**To do:** Write the next part of the article below on the Illinois prevailing wage law change, beginning right after its final sentence.

**Extract to read:**
○ ○ ○
Critical Illinois Prevailing Wage Law Change Impacting Contractors

You may not remember… in 2013, then Governor Quinn signed into law an amendment to Illinois’ Prevailing Wage Act (IPWA) which sort of redefined what the PREVAILING WAGE RATE meant by adding one little word.  Effective January 1, 2014, the IPWA defined “general prevailing rate of hourly wages” as hourly cash wages plus ANNUALIZED fringe benefits.  By inserting the word ANNUALIZED, the law arguably changed. 

For years, many contractors paid the prevailing wage fringe benefits as cash sums added to the employee paycheck based on prevailing wage hours only. Some contractors established bona fide defined contribution plans that provide 100% immediate vesting of the prevailing wage fringe benefit (in whole or in part); usually in the form of health/welfare or retirement savings. The advantages for the worker are obvious. The money is solely and exclusively in the control of the worker to do with it however they deem appropriate. In exchange for such a rich and rewarding benefit, some plans specifically limit the contribution to only those hours actually worked on “public works projects” (aka prevailing wage projects).

Well… in 2013, Big Labor went to the Illinois Legislature and successfully lobbied for the addition of the term “annualized”. Therefore, effective for all work performed on January 1, 2014 and thereafter, the Illinois Department of Labor can audit fringe benefit contributions made under a defined contribution plan, or declared by a contractor in its certified transcripts of payroll, and will calculate those contributions over all hours worked in a given period of time.

To establish the proper hourly calculation for allowable fringe benefits, contractors are expected to divide the total amount they contribute to a bona fide fringe benefit plan by the total of all hours worked (including non-prevailing wage projects). According to the Illinois Department of Labor, a contractor cannot exclusively take the hours worked and contributions made on public works/prevailing wage jobs to comply with the hourly fringe benefit component.  An example used by the Illinois Department of Labor includes: If a contractor contributes $520 per month for single insurance coverage, and the employee works 2080 hours (40 x 52 weeks), then the effective annual contribution rate is determined by dividing $6,240 ($520 x 12) by 2080 which equals $3.00 per hour. If the health and welfare portion of the prevailing wage is $5.05 per hour, the contractor can take a credit of $3.00 per hour and must pay $2.05 ($5.05-$3.00) additional on the hourly base wage.  The same formula will be applied to Pension, Annuity, 401(k) plans, Training, and Vacation in some localities that are funded by the contractor.

What’s remarkable is that the annualization of fringe benefits has been part of the federal prevailing wage law under Davis-Bacon & Related Acts (DBRA) for years. However, the United States Department of Labor has always allowed contractors to pay the fringe benefit component based on prevailing wage hours worked only provided the monies went directly and immediately to the worker. The Illinois Department of Labor could adopt a similar approach. However, Big Labor will certainly do everything it can to ensure that does not happen. 

What does this actually mean?
○ ○ ○
Spatial layout entries

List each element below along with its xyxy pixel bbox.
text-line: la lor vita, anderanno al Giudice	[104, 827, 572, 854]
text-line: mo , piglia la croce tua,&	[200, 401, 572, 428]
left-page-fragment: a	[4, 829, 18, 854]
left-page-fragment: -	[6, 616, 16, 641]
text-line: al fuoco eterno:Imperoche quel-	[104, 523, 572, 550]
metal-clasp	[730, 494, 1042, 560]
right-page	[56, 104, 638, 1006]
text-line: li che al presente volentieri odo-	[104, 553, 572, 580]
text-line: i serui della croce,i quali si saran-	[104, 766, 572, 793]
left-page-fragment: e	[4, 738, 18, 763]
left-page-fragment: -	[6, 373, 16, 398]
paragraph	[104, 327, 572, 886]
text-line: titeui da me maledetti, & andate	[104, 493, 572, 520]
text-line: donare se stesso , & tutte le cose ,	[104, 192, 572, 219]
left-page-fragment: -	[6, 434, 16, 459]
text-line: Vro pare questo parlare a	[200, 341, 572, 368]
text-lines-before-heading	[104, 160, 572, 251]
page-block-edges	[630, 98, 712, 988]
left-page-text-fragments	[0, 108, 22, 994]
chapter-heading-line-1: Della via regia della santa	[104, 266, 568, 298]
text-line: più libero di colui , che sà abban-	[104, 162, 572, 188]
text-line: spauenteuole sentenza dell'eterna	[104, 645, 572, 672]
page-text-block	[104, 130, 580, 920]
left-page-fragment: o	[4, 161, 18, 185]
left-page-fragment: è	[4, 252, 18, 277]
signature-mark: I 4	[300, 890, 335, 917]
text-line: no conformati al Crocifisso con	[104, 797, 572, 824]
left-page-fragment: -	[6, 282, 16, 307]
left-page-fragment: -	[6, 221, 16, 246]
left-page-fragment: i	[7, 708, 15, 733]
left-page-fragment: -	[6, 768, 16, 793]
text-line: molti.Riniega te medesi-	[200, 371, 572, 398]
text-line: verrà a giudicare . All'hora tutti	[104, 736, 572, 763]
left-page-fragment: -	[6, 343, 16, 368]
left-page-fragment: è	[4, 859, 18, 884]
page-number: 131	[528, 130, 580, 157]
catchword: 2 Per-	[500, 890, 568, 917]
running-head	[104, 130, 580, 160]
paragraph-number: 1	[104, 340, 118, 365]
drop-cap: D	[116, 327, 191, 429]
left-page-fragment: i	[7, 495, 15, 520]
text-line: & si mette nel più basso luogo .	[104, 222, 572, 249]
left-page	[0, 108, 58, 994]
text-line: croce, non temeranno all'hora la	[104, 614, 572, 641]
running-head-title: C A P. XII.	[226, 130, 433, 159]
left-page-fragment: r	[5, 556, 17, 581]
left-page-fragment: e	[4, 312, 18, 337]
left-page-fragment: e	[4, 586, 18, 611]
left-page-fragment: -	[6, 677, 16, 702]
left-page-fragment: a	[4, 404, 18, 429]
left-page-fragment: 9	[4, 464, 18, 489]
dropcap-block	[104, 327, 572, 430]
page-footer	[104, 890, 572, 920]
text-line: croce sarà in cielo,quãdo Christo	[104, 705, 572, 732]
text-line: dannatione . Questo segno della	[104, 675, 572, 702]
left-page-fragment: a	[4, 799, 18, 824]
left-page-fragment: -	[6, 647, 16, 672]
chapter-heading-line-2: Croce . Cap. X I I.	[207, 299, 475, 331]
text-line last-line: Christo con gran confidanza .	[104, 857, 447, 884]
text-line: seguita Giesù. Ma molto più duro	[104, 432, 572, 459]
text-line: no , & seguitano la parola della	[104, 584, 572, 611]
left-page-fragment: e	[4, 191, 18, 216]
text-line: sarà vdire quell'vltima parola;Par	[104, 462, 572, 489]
○ ○ ○
**Output below:**
The IPWA allows for certain fringe benefits (Health and Welfare, Pension/Annuity, US DOL Training, and Vacation in some localities) to be considered in establishing a prevailing wage rate.  The prevailing wage rate includes an HOURLY base portion and a FRINGE BENEFIT portion. Contractors may choose to pay the entire prevailing wage rate in the base hourly rate component (and not take a credit for fringe benefits paid), or they may choose to take credit for certain allowed fringe benefits.  If a contractor does not pay any allowable fringe benefit or just a portion of it, then according to the Illinois Department of Labor, the difference must be made up in the hourly base wage rate in order to comply with this ANNUALIZATION component to the law. Alternatively, all fringe benefit contributions must be determined by dividing the TOTAL fringe benefit payout with ALL HOURS worked. Therefore, the fringe benefit contribution would be diluted in proportion to the non-prevailing wage hours worked by the employee.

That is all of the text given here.